[Recorded data]
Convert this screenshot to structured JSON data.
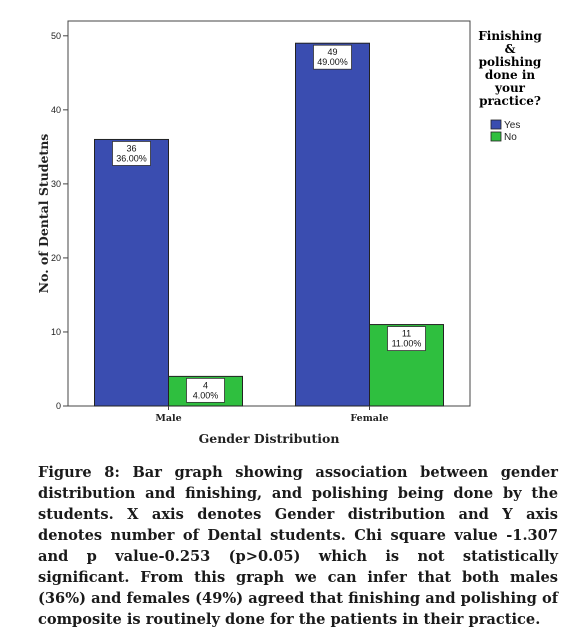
{
  "chart_data": {
    "type": "bar",
    "title": "",
    "xlabel": "Gender Distribution",
    "ylabel": "No. of Dental Studetns",
    "categories": [
      "Male",
      "Female"
    ],
    "series": [
      {
        "name": "Yes",
        "color": "#3a4db0",
        "values": [
          36,
          49
        ],
        "labels": [
          "36\n36.00%",
          "49\n49.00%"
        ]
      },
      {
        "name": "No",
        "color": "#2fbf3f",
        "values": [
          4,
          11
        ],
        "labels": [
          "4\n4.00%",
          "11\n11.00%"
        ]
      }
    ],
    "ylim": [
      0,
      52
    ],
    "yticks": [
      0,
      10,
      20,
      30,
      40,
      50
    ],
    "grid": false,
    "legend": {
      "title": "Finishing & polishing done in your practice?",
      "title_lines": [
        "Finishing",
        "&",
        "polishing",
        "done in",
        "your",
        "practice?"
      ],
      "position": "right"
    }
  },
  "caption": "Figure 8: Bar graph showing association between gender distribution and finishing, and polishing being done by the students. X axis denotes Gender distribution and Y axis denotes number of Dental students. Chi square value -1.307 and p value-0.253 (p>0.05) which is not statistically significant. From this graph we can infer that both males (36%) and females (49%) agreed that finishing and polishing of composite is routinely done for the patients in their practice."
}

→ **Aim of the task**: Would you give the data above again word for word, skipping any images?

→ **Result**:
Convert this screenshot to structured JSON data.
{
  "chart_data": {
    "type": "bar",
    "title": "",
    "xlabel": "Gender Distribution",
    "ylabel": "No. of Dental Studetns",
    "categories": [
      "Male",
      "Female"
    ],
    "series": [
      {
        "name": "Yes",
        "color": "#3a4db0",
        "values": [
          36,
          49
        ],
        "labels": [
          "36\n36.00%",
          "49\n49.00%"
        ]
      },
      {
        "name": "No",
        "color": "#2fbf3f",
        "values": [
          4,
          11
        ],
        "labels": [
          "4\n4.00%",
          "11\n11.00%"
        ]
      }
    ],
    "ylim": [
      0,
      52
    ],
    "yticks": [
      0,
      10,
      20,
      30,
      40,
      50
    ],
    "grid": false,
    "legend": {
      "title": "Finishing & polishing done in your practice?",
      "title_lines": [
        "Finishing",
        "&",
        "polishing",
        "done in",
        "your",
        "practice?"
      ],
      "position": "right"
    }
  },
  "caption": "Figure 8: Bar graph showing association between gender distribution and finishing, and polishing being done by the students. X axis denotes Gender distribution and Y axis denotes number of Dental students. Chi square value -1.307 and p value-0.253 (p>0.05) which is not statistically significant. From this graph we can infer that both males (36%) and females (49%) agreed that finishing and polishing of composite is routinely done for the patients in their practice."
}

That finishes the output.